→ WHAT YOU ARE ASKED TO DO:
Print the following listing in full, reproducing every line without any change.
***** INPUT DATA
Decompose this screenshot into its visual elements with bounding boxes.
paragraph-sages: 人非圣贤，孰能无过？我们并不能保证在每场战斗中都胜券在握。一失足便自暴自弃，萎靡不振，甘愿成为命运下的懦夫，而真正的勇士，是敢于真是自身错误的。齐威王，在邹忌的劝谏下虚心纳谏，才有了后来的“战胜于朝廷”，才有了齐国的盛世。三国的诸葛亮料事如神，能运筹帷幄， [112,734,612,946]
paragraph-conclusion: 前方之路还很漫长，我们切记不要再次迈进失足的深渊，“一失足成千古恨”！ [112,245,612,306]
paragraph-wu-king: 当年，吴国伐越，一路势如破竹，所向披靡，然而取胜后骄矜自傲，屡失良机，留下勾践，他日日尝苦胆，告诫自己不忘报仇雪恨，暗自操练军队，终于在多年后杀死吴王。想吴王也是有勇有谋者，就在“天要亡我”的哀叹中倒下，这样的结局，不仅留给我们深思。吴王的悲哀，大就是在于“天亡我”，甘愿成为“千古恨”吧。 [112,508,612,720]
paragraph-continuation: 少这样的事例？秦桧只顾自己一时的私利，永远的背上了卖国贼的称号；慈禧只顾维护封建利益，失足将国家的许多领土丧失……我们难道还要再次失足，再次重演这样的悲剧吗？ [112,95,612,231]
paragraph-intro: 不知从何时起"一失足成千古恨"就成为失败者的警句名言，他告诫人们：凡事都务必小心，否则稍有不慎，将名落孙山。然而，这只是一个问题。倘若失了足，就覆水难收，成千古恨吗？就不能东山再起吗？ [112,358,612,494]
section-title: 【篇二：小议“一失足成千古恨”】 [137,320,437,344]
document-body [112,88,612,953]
**********
→ SOLUTION:
Decompose this screenshot into its visual elements with bounding boxes.
paragraph-sages: 人非圣贤，孰能无过？我们并不能保证在每场战斗中都胜券在握。一失足便自暴自弃，萎靡不振，甘愿成为命运下的懦夫，而真正的勇士，是敢于真是自身错误的。齐威王，在邹忌的劝谏下虚心纳谏，才有了后来的“战胜于朝廷”，才有了齐国的盛世。三国的诸葛亮料事如神，能运筹帷幄， [112,734,612,946]
paragraph-conclusion: 前方之路还很漫长，我们切记不要再次迈进失足的深渊，“一失足成千古恨”！ [112,245,612,306]
paragraph-wu-king: 当年，吴国伐越，一路势如破竹，所向披靡，然而取胜后骄矜自傲，屡失良机，留下勾践，他日日尝苦胆，告诫自己不忘报仇雪恨，暗自操练军队，终于在多年后杀死吴王。想吴王也是有勇有谋者，就在“天要亡我”的哀叹中倒下，这样的结局，不仅留给我们深思。吴王的悲哀，大就是在于“天亡我”，甘愿成为“千古恨”吧。 [112,508,612,720]
paragraph-continuation: 少这样的事例？秦桧只顾自己一时的私利，永远的背上了卖国贼的称号；慈禧只顾维护封建利益，失足将国家的许多领土丧失……我们难道还要再次失足，再次重演这样的悲剧吗？ [112,95,612,231]
paragraph-intro: 不知从何时起"一失足成千古恨"就成为失败者的警句名言，他告诫人们：凡事都务必小心，否则稍有不慎，将名落孙山。然而，这只是一个问题。倘若失了足，就覆水难收，成千古恨吗？就不能东山再起吗？ [112,358,612,494]
section-title: 【篇二：小议“一失足成千古恨”】 [137,320,437,344]
document-body [112,88,612,953]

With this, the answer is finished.